═════ Input data ═════
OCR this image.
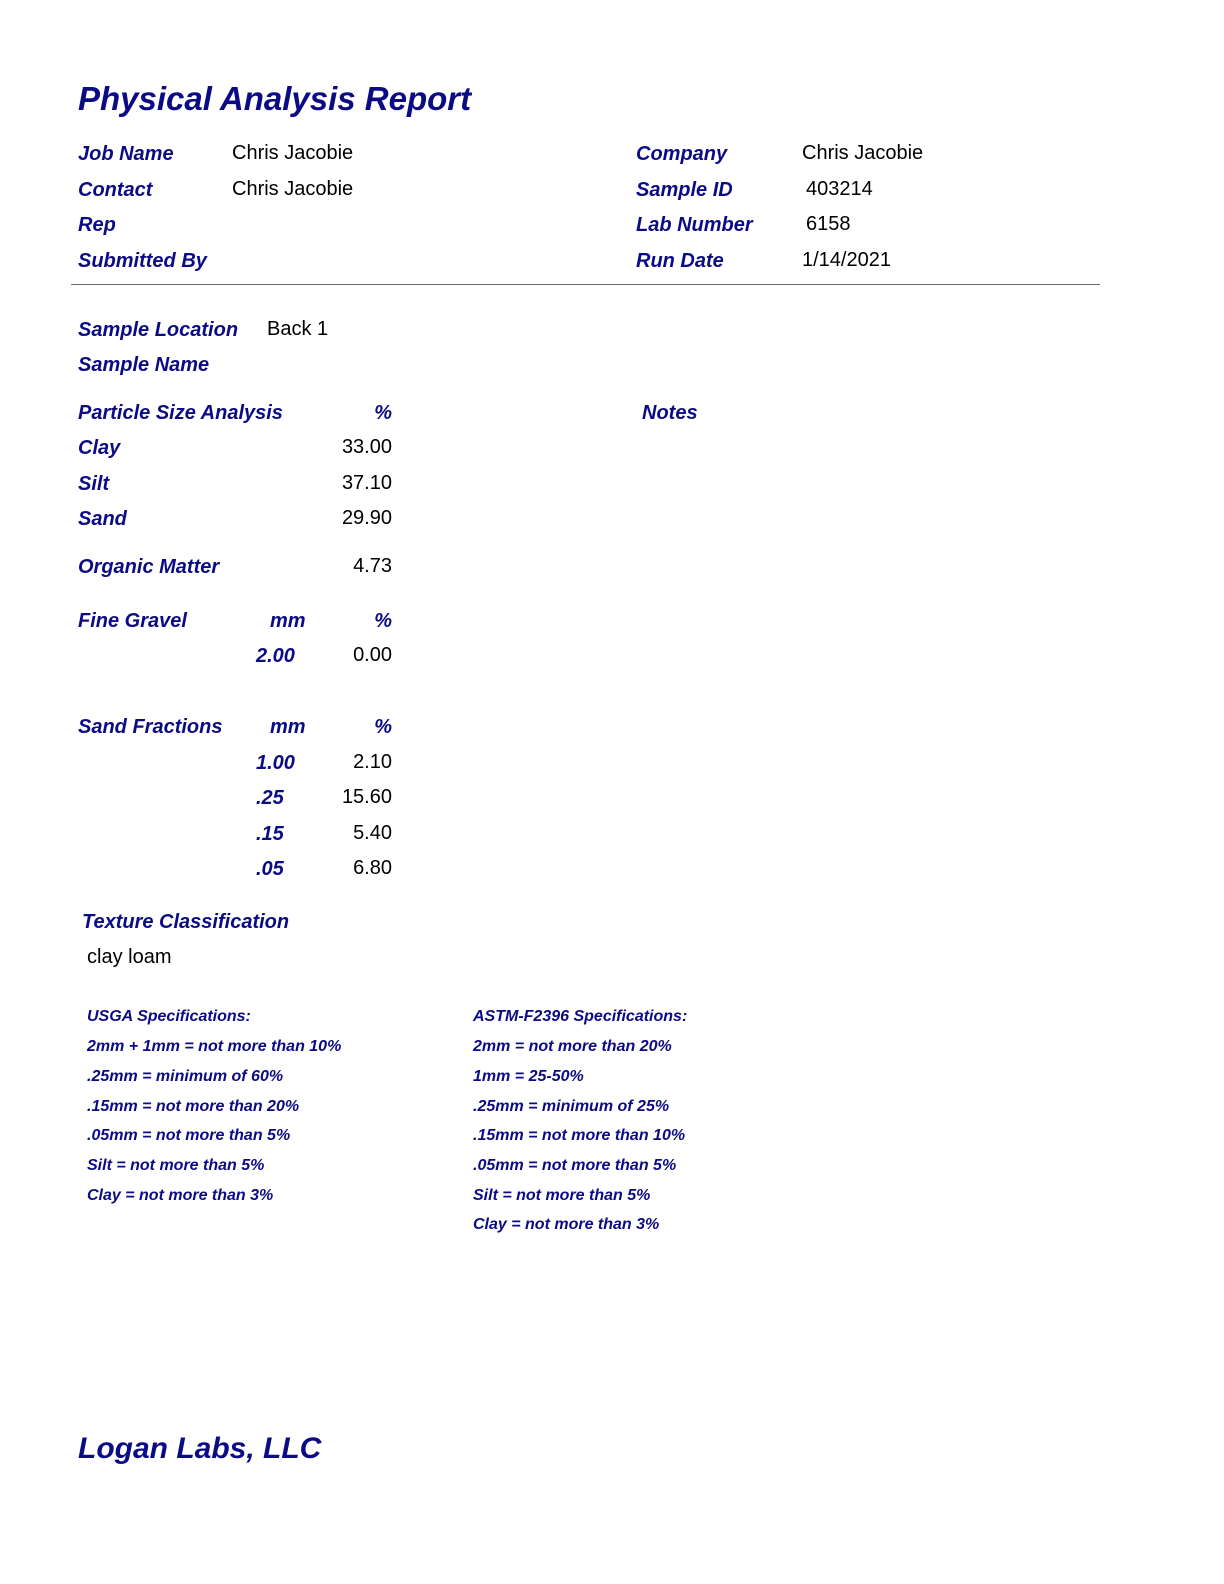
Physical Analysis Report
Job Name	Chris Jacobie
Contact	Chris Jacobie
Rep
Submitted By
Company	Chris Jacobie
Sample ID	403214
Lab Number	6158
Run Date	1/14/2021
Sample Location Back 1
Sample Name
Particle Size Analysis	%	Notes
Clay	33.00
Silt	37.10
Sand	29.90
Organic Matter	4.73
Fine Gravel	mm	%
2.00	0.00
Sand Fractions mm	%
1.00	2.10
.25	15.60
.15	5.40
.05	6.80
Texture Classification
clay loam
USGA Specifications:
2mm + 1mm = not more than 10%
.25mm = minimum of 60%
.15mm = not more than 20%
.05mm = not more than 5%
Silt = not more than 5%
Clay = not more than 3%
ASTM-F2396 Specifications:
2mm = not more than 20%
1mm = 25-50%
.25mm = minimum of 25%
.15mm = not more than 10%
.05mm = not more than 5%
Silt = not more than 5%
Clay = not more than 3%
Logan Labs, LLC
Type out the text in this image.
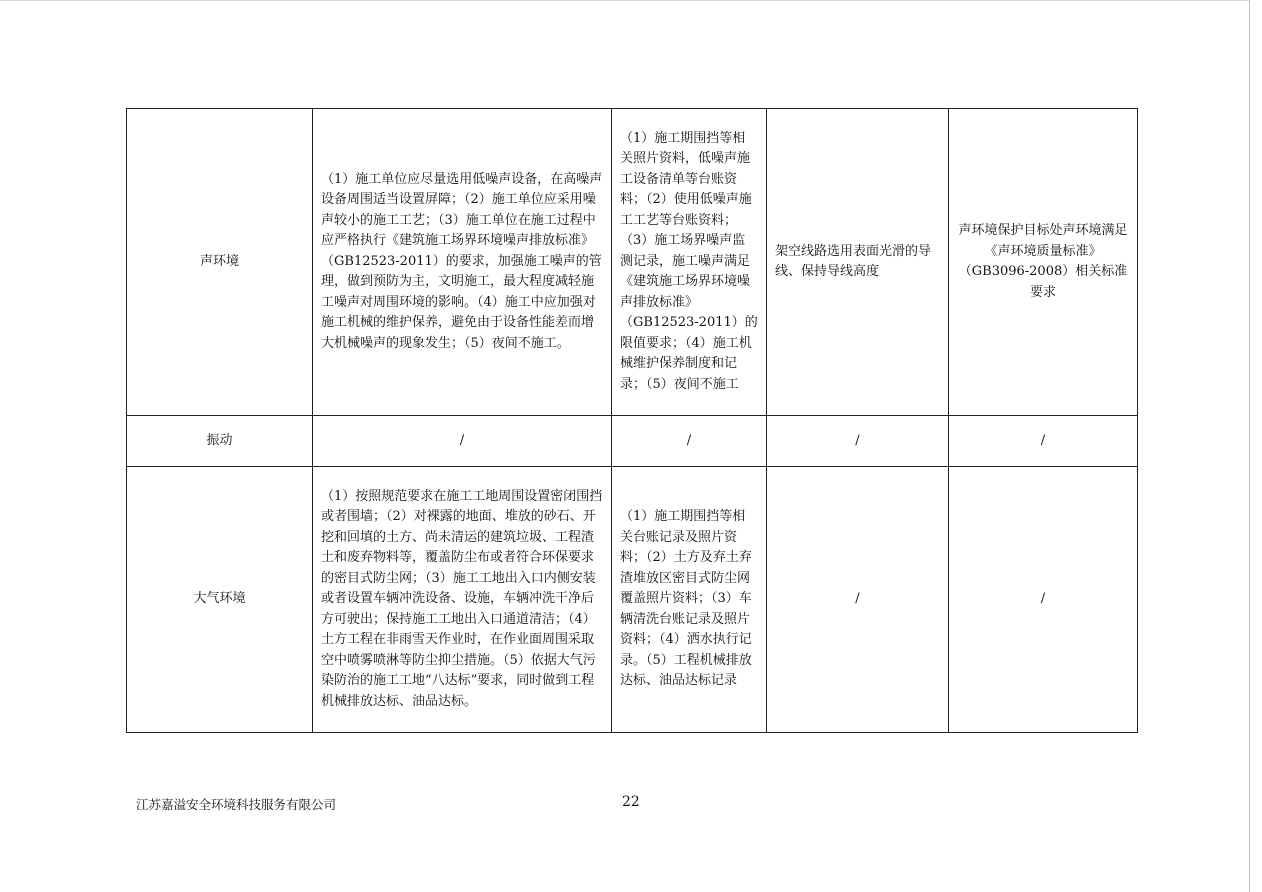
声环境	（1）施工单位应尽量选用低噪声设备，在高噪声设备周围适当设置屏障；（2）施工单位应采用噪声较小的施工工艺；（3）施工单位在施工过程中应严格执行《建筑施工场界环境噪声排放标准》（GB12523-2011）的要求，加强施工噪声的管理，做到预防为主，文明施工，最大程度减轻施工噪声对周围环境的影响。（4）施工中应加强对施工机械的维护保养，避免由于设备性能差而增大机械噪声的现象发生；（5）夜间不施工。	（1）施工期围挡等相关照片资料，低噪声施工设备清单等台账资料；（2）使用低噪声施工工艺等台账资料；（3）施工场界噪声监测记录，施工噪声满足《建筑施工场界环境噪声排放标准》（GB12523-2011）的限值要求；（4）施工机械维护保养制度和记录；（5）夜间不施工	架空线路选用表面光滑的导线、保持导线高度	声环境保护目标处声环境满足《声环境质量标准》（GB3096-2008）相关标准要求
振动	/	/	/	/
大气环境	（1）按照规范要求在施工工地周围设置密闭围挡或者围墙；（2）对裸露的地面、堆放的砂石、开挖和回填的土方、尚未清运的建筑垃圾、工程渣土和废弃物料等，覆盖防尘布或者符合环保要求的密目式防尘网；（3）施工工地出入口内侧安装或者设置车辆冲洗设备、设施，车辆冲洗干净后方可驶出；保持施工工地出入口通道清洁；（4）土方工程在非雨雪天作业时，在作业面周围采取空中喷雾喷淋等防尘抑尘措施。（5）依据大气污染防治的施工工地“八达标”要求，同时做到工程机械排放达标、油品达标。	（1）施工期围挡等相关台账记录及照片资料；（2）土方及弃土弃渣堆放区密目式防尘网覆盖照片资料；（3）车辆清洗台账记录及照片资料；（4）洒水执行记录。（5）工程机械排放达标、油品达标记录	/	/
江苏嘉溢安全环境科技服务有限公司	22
═════
* **Objective**
Repeat the material above word for word, please, apart from its images.

* **Output below**
OCR this image.
Physical Analysis Report
Job Name	Chris Jacobie
Contact	Chris Jacobie
Rep
Submitted By
Company	Chris Jacobie
Sample ID	403214
Lab Number	6158
Run Date	1/14/2021
Sample Location Back 1
Sample Name
Particle Size Analysis	%	Notes
Clay	33.00
Silt	37.10
Sand	29.90
Organic Matter	4.73
Fine Gravel	mm	%
2.00	0.00
Sand Fractions mm	%
1.00	2.10
.25	15.60
.15	5.40
.05	6.80
Texture Classification
clay loam
USGA Specifications:
2mm + 1mm = not more than 10%
.25mm = minimum of 60%
.15mm = not more than 20%
.05mm = not more than 5%
Silt = not more than 5%
Clay = not more than 3%
ASTM-F2396 Specifications:
2mm = not more than 20%
1mm = 25-50%
.25mm = minimum of 25%
.15mm = not more than 10%
.05mm = not more than 5%
Silt = not more than 5%
Clay = not more than 3%
Logan Labs, LLC
Type out the text in this image.
声环境	（1）施工单位应尽量选用低噪声设备，在高噪声设备周围适当设置屏障；（2）施工单位应采用噪声较小的施工工艺；（3）施工单位在施工过程中应严格执行《建筑施工场界环境噪声排放标准》（GB12523-2011）的要求，加强施工噪声的管理，做到预防为主，文明施工，最大程度减轻施工噪声对周围环境的影响。（4）施工中应加强对施工机械的维护保养，避免由于设备性能差而增大机械噪声的现象发生；（5）夜间不施工。	（1）施工期围挡等相关照片资料，低噪声施工设备清单等台账资料；（2）使用低噪声施工工艺等台账资料；（3）施工场界噪声监测记录，施工噪声满足《建筑施工场界环境噪声排放标准》（GB12523-2011）的限值要求；（4）施工机械维护保养制度和记录；（5）夜间不施工	架空线路选用表面光滑的导线、保持导线高度	声环境保护目标处声环境满足《声环境质量标准》（GB3096-2008）相关标准要求
振动	/	/	/	/
大气环境	（1）按照规范要求在施工工地周围设置密闭围挡或者围墙；（2）对裸露的地面、堆放的砂石、开挖和回填的土方、尚未清运的建筑垃圾、工程渣土和废弃物料等，覆盖防尘布或者符合环保要求的密目式防尘网；（3）施工工地出入口内侧安装或者设置车辆冲洗设备、设施，车辆冲洗干净后方可驶出；保持施工工地出入口通道清洁；（4）土方工程在非雨雪天作业时，在作业面周围采取空中喷雾喷淋等防尘抑尘措施。（5）依据大气污染防治的施工工地“八达标”要求，同时做到工程机械排放达标、油品达标。	（1）施工期围挡等相关台账记录及照片资料；（2）土方及弃土弃渣堆放区密目式防尘网覆盖照片资料；（3）车辆清洗台账记录及照片资料；（4）洒水执行记录。（5）工程机械排放达标、油品达标记录	/	/
江苏嘉溢安全环境科技服务有限公司	22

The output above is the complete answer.